Short exercise - Leaving out all pictures, transcribe exactly the lines between the line with "Transcribe this image's" and the last line of the records below, both included.

Dataset excerpt
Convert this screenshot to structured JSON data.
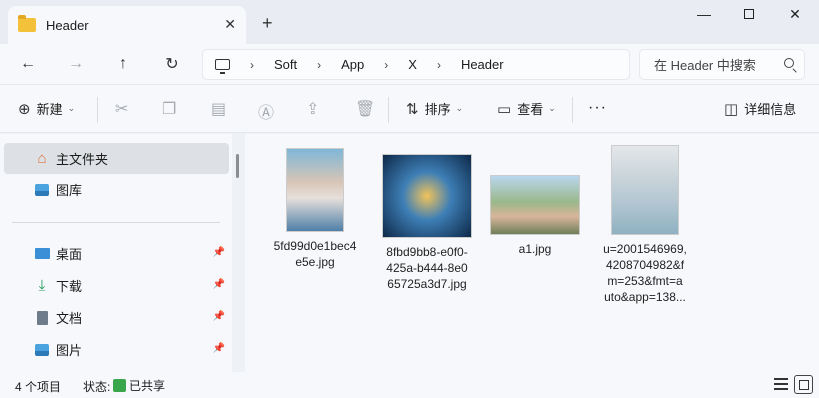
{
  "tab": {
    "title": "Header"
  },
  "window": {
    "min": "—",
    "close": "✕"
  },
  "address": {
    "crumbs": [
      "Soft",
      "App",
      "X",
      "Header"
    ],
    "sep": "›"
  },
  "search": {
    "placeholder": "在 Header 中搜索"
  },
  "toolbar": {
    "new_label": "新建",
    "sort_label": "排序",
    "view_label": "查看",
    "more": "···",
    "details_label": "详细信息"
  },
  "sidebar": {
    "items": [
      {
        "label": "主文件夹",
        "icon": "home-icon"
      },
      {
        "label": "图库",
        "icon": "gallery-icon"
      },
      {
        "label": "桌面",
        "icon": "desktop-icon",
        "pinned": true
      },
      {
        "label": "下载",
        "icon": "download-icon",
        "pinned": true
      },
      {
        "label": "文档",
        "icon": "document-icon",
        "pinned": true
      },
      {
        "label": "图片",
        "icon": "pictures-icon",
        "pinned": true
      }
    ]
  },
  "files": [
    {
      "name_lines": [
        "5fd99d0e1bec4",
        "e5e.jpg"
      ]
    },
    {
      "name_lines": [
        "8fbd9bb8-e0f0-",
        "425a-b444-8e0",
        "65725a3d7.jpg"
      ]
    },
    {
      "name_lines": [
        "a1.jpg"
      ]
    },
    {
      "name_lines": [
        "u=2001546969,",
        "4208704982&f",
        "m=253&fmt=a",
        "uto&app=138..."
      ]
    }
  ],
  "status": {
    "count": "4 个项目",
    "state_label": "状态:",
    "share_label": "已共享"
  },
  "colors": {
    "accent": "#0067c0",
    "folder": "#f3c13a",
    "share": "#3aa64c"
  }
}
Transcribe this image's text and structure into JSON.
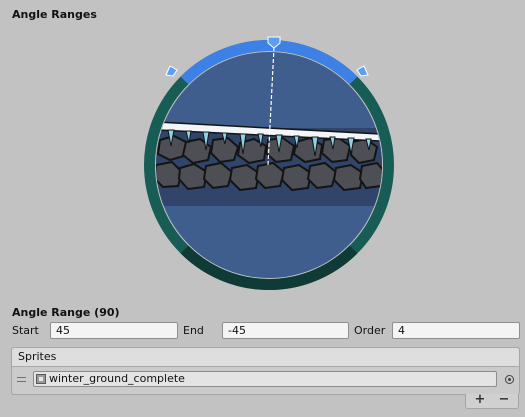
{
  "header": {
    "title": "Angle Ranges"
  },
  "colors": {
    "selected_arc": "#3d80e6",
    "unselected_arc": "#185d55",
    "disc_fill": "#3f5e8e",
    "background": "#c2c2c2"
  },
  "range": {
    "title": "Angle Range (90)",
    "start_label": "Start",
    "start_value": "45",
    "end_label": "End",
    "end_value": "-45",
    "order_label": "Order",
    "order_value": "4"
  },
  "sprites": {
    "header": "Sprites",
    "items": [
      {
        "name": "winter_ground_complete",
        "icon": "sprite-icon"
      }
    ],
    "add_label": "+",
    "remove_label": "−"
  }
}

Expected answer -
Transcribe this image's text and structure into JSON.
{
  "header": {
    "title": "Angle Ranges"
  },
  "colors": {
    "selected_arc": "#3d80e6",
    "unselected_arc": "#185d55",
    "disc_fill": "#3f5e8e",
    "background": "#c2c2c2"
  },
  "range": {
    "title": "Angle Range (90)",
    "start_label": "Start",
    "start_value": "45",
    "end_label": "End",
    "end_value": "-45",
    "order_label": "Order",
    "order_value": "4"
  },
  "sprites": {
    "header": "Sprites",
    "items": [
      {
        "name": "winter_ground_complete",
        "icon": "sprite-icon"
      }
    ],
    "add_label": "+",
    "remove_label": "−"
  }
}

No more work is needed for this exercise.